Quote the entries in full, character for character, without their images.
--- begin ---
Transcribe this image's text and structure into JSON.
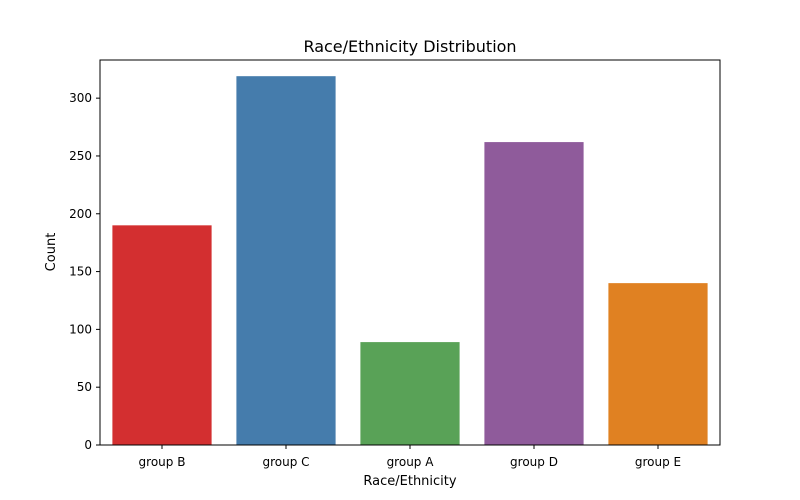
{
  "chart_data": {
    "type": "bar",
    "title": "Race/Ethnicity Distribution",
    "xlabel": "Race/Ethnicity",
    "ylabel": "Count",
    "categories": [
      "group B",
      "group C",
      "group A",
      "group D",
      "group E"
    ],
    "values": [
      190,
      319,
      89,
      262,
      140
    ],
    "colors": [
      "#d32f30",
      "#457cac",
      "#59a257",
      "#8f5b9b",
      "#e08122"
    ],
    "ylim": [
      0,
      333
    ],
    "yticks": [
      0,
      50,
      100,
      150,
      200,
      250,
      300
    ],
    "grid": false,
    "legend": "none"
  }
}
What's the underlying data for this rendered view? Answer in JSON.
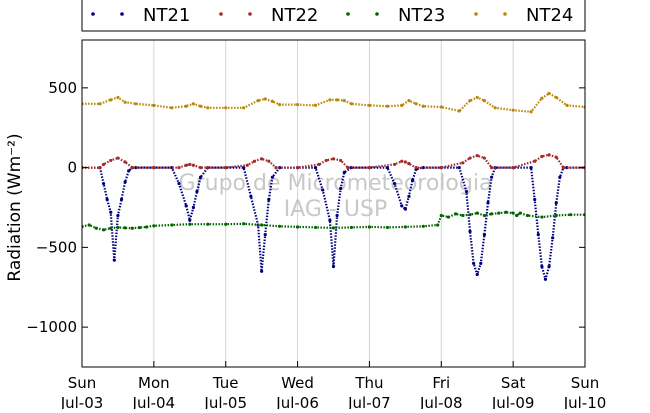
{
  "chart_data": {
    "type": "scatter",
    "ylabel": "Radiation (Wm⁻²)",
    "ylim": [
      -1250,
      800
    ],
    "xlim": [
      0,
      7
    ],
    "y_ticks": [
      500,
      0,
      -500,
      -1000
    ],
    "y_tick_labels": [
      "500",
      "0",
      "−500",
      "−1000"
    ],
    "x_ticks": [
      0,
      1,
      2,
      3,
      4,
      5,
      6,
      7
    ],
    "x_tick_labels_day": [
      "Sun",
      "Mon",
      "Tue",
      "Wed",
      "Thu",
      "Fri",
      "Sat",
      "Sun"
    ],
    "x_tick_labels_date": [
      "Jul-03",
      "Jul-04",
      "Jul-05",
      "Jul-06",
      "Jul-07",
      "Jul-08",
      "Jul-09",
      "Jul-10"
    ],
    "grid": "vertical",
    "legend_position": "top",
    "watermark": [
      "Grupo de Micrometeorologia",
      "IAG - USP"
    ],
    "series": [
      {
        "name": "NT21",
        "color": "#00007f",
        "x": [
          0.0,
          0.25,
          0.3,
          0.35,
          0.4,
          0.45,
          0.5,
          0.55,
          0.6,
          0.65,
          0.7,
          0.75,
          1.0,
          1.25,
          1.35,
          1.45,
          1.5,
          1.55,
          1.6,
          1.65,
          1.75,
          2.0,
          2.25,
          2.35,
          2.45,
          2.5,
          2.55,
          2.6,
          2.65,
          2.75,
          3.0,
          3.25,
          3.35,
          3.45,
          3.5,
          3.55,
          3.6,
          3.65,
          3.75,
          4.0,
          4.25,
          4.35,
          4.45,
          4.5,
          4.55,
          4.6,
          4.65,
          4.75,
          5.0,
          5.25,
          5.35,
          5.4,
          5.45,
          5.5,
          5.55,
          5.6,
          5.65,
          5.7,
          5.75,
          6.0,
          6.25,
          6.3,
          6.35,
          6.4,
          6.45,
          6.5,
          6.55,
          6.6,
          6.65,
          6.7,
          6.75,
          7.0
        ],
        "y": [
          0,
          0,
          -100,
          -200,
          -280,
          -580,
          -300,
          -200,
          -90,
          -20,
          0,
          0,
          0,
          0,
          -100,
          -240,
          -330,
          -250,
          -150,
          -60,
          0,
          0,
          0,
          -180,
          -360,
          -650,
          -420,
          -200,
          -60,
          0,
          0,
          0,
          -140,
          -330,
          -620,
          -300,
          -130,
          -30,
          0,
          0,
          0,
          -100,
          -240,
          -260,
          -180,
          -80,
          -10,
          0,
          0,
          0,
          -150,
          -400,
          -600,
          -670,
          -600,
          -420,
          -220,
          -60,
          0,
          0,
          0,
          -200,
          -420,
          -620,
          -700,
          -620,
          -440,
          -220,
          -60,
          0,
          0,
          0
        ]
      },
      {
        "name": "NT22",
        "color": "#a52a2a",
        "x": [
          0.0,
          0.25,
          0.3,
          0.4,
          0.5,
          0.6,
          0.7,
          1.0,
          1.35,
          1.45,
          1.5,
          1.55,
          1.65,
          1.75,
          2.0,
          2.3,
          2.4,
          2.5,
          2.6,
          2.7,
          3.0,
          3.3,
          3.4,
          3.5,
          3.6,
          3.7,
          4.0,
          4.35,
          4.45,
          4.5,
          4.55,
          4.65,
          5.0,
          5.3,
          5.4,
          5.5,
          5.6,
          5.7,
          6.0,
          6.3,
          6.4,
          6.5,
          6.6,
          6.7,
          7.0
        ],
        "y": [
          0,
          0,
          20,
          45,
          60,
          35,
          0,
          0,
          0,
          15,
          20,
          15,
          0,
          0,
          0,
          15,
          40,
          55,
          40,
          0,
          0,
          20,
          45,
          55,
          45,
          0,
          0,
          20,
          40,
          35,
          25,
          0,
          0,
          30,
          60,
          75,
          60,
          0,
          0,
          40,
          70,
          80,
          65,
          0,
          0
        ]
      },
      {
        "name": "NT23",
        "color": "#006400",
        "x": [
          0.0,
          0.1,
          0.2,
          0.3,
          0.4,
          0.5,
          0.6,
          0.7,
          0.8,
          0.9,
          1.0,
          1.25,
          1.5,
          1.75,
          2.0,
          2.25,
          2.5,
          2.75,
          3.0,
          3.25,
          3.5,
          3.75,
          4.0,
          4.25,
          4.5,
          4.75,
          4.95,
          5.0,
          5.1,
          5.2,
          5.3,
          5.4,
          5.5,
          5.6,
          5.7,
          5.8,
          5.9,
          6.0,
          6.05,
          6.1,
          6.2,
          6.4,
          6.6,
          6.8,
          7.0
        ],
        "y": [
          -370,
          -360,
          -380,
          -390,
          -380,
          -375,
          -378,
          -380,
          -376,
          -372,
          -365,
          -360,
          -355,
          -355,
          -355,
          -352,
          -360,
          -368,
          -372,
          -375,
          -378,
          -375,
          -372,
          -375,
          -372,
          -368,
          -360,
          -300,
          -310,
          -290,
          -300,
          -295,
          -285,
          -300,
          -290,
          -285,
          -280,
          -285,
          -300,
          -285,
          -300,
          -310,
          -300,
          -295,
          -295
        ]
      },
      {
        "name": "NT24",
        "color": "#b8860b",
        "x": [
          0.0,
          0.25,
          0.4,
          0.5,
          0.6,
          0.75,
          1.0,
          1.25,
          1.45,
          1.55,
          1.65,
          1.75,
          2.0,
          2.25,
          2.45,
          2.55,
          2.65,
          2.75,
          3.0,
          3.25,
          3.45,
          3.55,
          3.65,
          3.75,
          4.0,
          4.25,
          4.45,
          4.55,
          4.65,
          4.75,
          5.0,
          5.25,
          5.4,
          5.5,
          5.6,
          5.75,
          6.0,
          6.25,
          6.4,
          6.5,
          6.6,
          6.75,
          7.0
        ],
        "y": [
          400,
          400,
          425,
          440,
          410,
          400,
          390,
          375,
          385,
          400,
          385,
          375,
          375,
          375,
          420,
          430,
          415,
          395,
          395,
          390,
          425,
          425,
          420,
          400,
          390,
          385,
          390,
          420,
          400,
          385,
          380,
          355,
          420,
          440,
          420,
          375,
          360,
          350,
          435,
          465,
          440,
          390,
          380
        ]
      }
    ]
  }
}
--- end ---
* Exercise output:
Transcribe this image's text and structure into JSON.
{
  "chart_data": {
    "type": "bar",
    "title": "Race/Ethnicity Distribution",
    "xlabel": "Race/Ethnicity",
    "ylabel": "Count",
    "categories": [
      "group B",
      "group C",
      "group A",
      "group D",
      "group E"
    ],
    "values": [
      190,
      319,
      89,
      262,
      140
    ],
    "colors": [
      "#d32f30",
      "#457cac",
      "#59a257",
      "#8f5b9b",
      "#e08122"
    ],
    "ylim": [
      0,
      333
    ],
    "yticks": [
      0,
      50,
      100,
      150,
      200,
      250,
      300
    ],
    "grid": false,
    "legend": "none"
  }
}
What's the underlying data for this rendered view? Answer in JSON.
{
  "chart_data": {
    "type": "scatter",
    "ylabel": "Radiation (Wm⁻²)",
    "ylim": [
      -1250,
      800
    ],
    "xlim": [
      0,
      7
    ],
    "y_ticks": [
      500,
      0,
      -500,
      -1000
    ],
    "y_tick_labels": [
      "500",
      "0",
      "−500",
      "−1000"
    ],
    "x_ticks": [
      0,
      1,
      2,
      3,
      4,
      5,
      6,
      7
    ],
    "x_tick_labels_day": [
      "Sun",
      "Mon",
      "Tue",
      "Wed",
      "Thu",
      "Fri",
      "Sat",
      "Sun"
    ],
    "x_tick_labels_date": [
      "Jul-03",
      "Jul-04",
      "Jul-05",
      "Jul-06",
      "Jul-07",
      "Jul-08",
      "Jul-09",
      "Jul-10"
    ],
    "grid": "vertical",
    "legend_position": "top",
    "watermark": [
      "Grupo de Micrometeorologia",
      "IAG - USP"
    ],
    "series": [
      {
        "name": "NT21",
        "color": "#00007f",
        "x": [
          0.0,
          0.25,
          0.3,
          0.35,
          0.4,
          0.45,
          0.5,
          0.55,
          0.6,
          0.65,
          0.7,
          0.75,
          1.0,
          1.25,
          1.35,
          1.45,
          1.5,
          1.55,
          1.6,
          1.65,
          1.75,
          2.0,
          2.25,
          2.35,
          2.45,
          2.5,
          2.55,
          2.6,
          2.65,
          2.75,
          3.0,
          3.25,
          3.35,
          3.45,
          3.5,
          3.55,
          3.6,
          3.65,
          3.75,
          4.0,
          4.25,
          4.35,
          4.45,
          4.5,
          4.55,
          4.6,
          4.65,
          4.75,
          5.0,
          5.25,
          5.35,
          5.4,
          5.45,
          5.5,
          5.55,
          5.6,
          5.65,
          5.7,
          5.75,
          6.0,
          6.25,
          6.3,
          6.35,
          6.4,
          6.45,
          6.5,
          6.55,
          6.6,
          6.65,
          6.7,
          6.75,
          7.0
        ],
        "y": [
          0,
          0,
          -100,
          -200,
          -280,
          -580,
          -300,
          -200,
          -90,
          -20,
          0,
          0,
          0,
          0,
          -100,
          -240,
          -330,
          -250,
          -150,
          -60,
          0,
          0,
          0,
          -180,
          -360,
          -650,
          -420,
          -200,
          -60,
          0,
          0,
          0,
          -140,
          -330,
          -620,
          -300,
          -130,
          -30,
          0,
          0,
          0,
          -100,
          -240,
          -260,
          -180,
          -80,
          -10,
          0,
          0,
          0,
          -150,
          -400,
          -600,
          -670,
          -600,
          -420,
          -220,
          -60,
          0,
          0,
          0,
          -200,
          -420,
          -620,
          -700,
          -620,
          -440,
          -220,
          -60,
          0,
          0,
          0
        ]
      },
      {
        "name": "NT22",
        "color": "#a52a2a",
        "x": [
          0.0,
          0.25,
          0.3,
          0.4,
          0.5,
          0.6,
          0.7,
          1.0,
          1.35,
          1.45,
          1.5,
          1.55,
          1.65,
          1.75,
          2.0,
          2.3,
          2.4,
          2.5,
          2.6,
          2.7,
          3.0,
          3.3,
          3.4,
          3.5,
          3.6,
          3.7,
          4.0,
          4.35,
          4.45,
          4.5,
          4.55,
          4.65,
          5.0,
          5.3,
          5.4,
          5.5,
          5.6,
          5.7,
          6.0,
          6.3,
          6.4,
          6.5,
          6.6,
          6.7,
          7.0
        ],
        "y": [
          0,
          0,
          20,
          45,
          60,
          35,
          0,
          0,
          0,
          15,
          20,
          15,
          0,
          0,
          0,
          15,
          40,
          55,
          40,
          0,
          0,
          20,
          45,
          55,
          45,
          0,
          0,
          20,
          40,
          35,
          25,
          0,
          0,
          30,
          60,
          75,
          60,
          0,
          0,
          40,
          70,
          80,
          65,
          0,
          0
        ]
      },
      {
        "name": "NT23",
        "color": "#006400",
        "x": [
          0.0,
          0.1,
          0.2,
          0.3,
          0.4,
          0.5,
          0.6,
          0.7,
          0.8,
          0.9,
          1.0,
          1.25,
          1.5,
          1.75,
          2.0,
          2.25,
          2.5,
          2.75,
          3.0,
          3.25,
          3.5,
          3.75,
          4.0,
          4.25,
          4.5,
          4.75,
          4.95,
          5.0,
          5.1,
          5.2,
          5.3,
          5.4,
          5.5,
          5.6,
          5.7,
          5.8,
          5.9,
          6.0,
          6.05,
          6.1,
          6.2,
          6.4,
          6.6,
          6.8,
          7.0
        ],
        "y": [
          -370,
          -360,
          -380,
          -390,
          -380,
          -375,
          -378,
          -380,
          -376,
          -372,
          -365,
          -360,
          -355,
          -355,
          -355,
          -352,
          -360,
          -368,
          -372,
          -375,
          -378,
          -375,
          -372,
          -375,
          -372,
          -368,
          -360,
          -300,
          -310,
          -290,
          -300,
          -295,
          -285,
          -300,
          -290,
          -285,
          -280,
          -285,
          -300,
          -285,
          -300,
          -310,
          -300,
          -295,
          -295
        ]
      },
      {
        "name": "NT24",
        "color": "#b8860b",
        "x": [
          0.0,
          0.25,
          0.4,
          0.5,
          0.6,
          0.75,
          1.0,
          1.25,
          1.45,
          1.55,
          1.65,
          1.75,
          2.0,
          2.25,
          2.45,
          2.55,
          2.65,
          2.75,
          3.0,
          3.25,
          3.45,
          3.55,
          3.65,
          3.75,
          4.0,
          4.25,
          4.45,
          4.55,
          4.65,
          4.75,
          5.0,
          5.25,
          5.4,
          5.5,
          5.6,
          5.75,
          6.0,
          6.25,
          6.4,
          6.5,
          6.6,
          6.75,
          7.0
        ],
        "y": [
          400,
          400,
          425,
          440,
          410,
          400,
          390,
          375,
          385,
          400,
          385,
          375,
          375,
          375,
          420,
          430,
          415,
          395,
          395,
          390,
          425,
          425,
          420,
          400,
          390,
          385,
          390,
          420,
          400,
          385,
          380,
          355,
          420,
          440,
          420,
          375,
          360,
          350,
          435,
          465,
          440,
          390,
          380
        ]
      }
    ]
  }
}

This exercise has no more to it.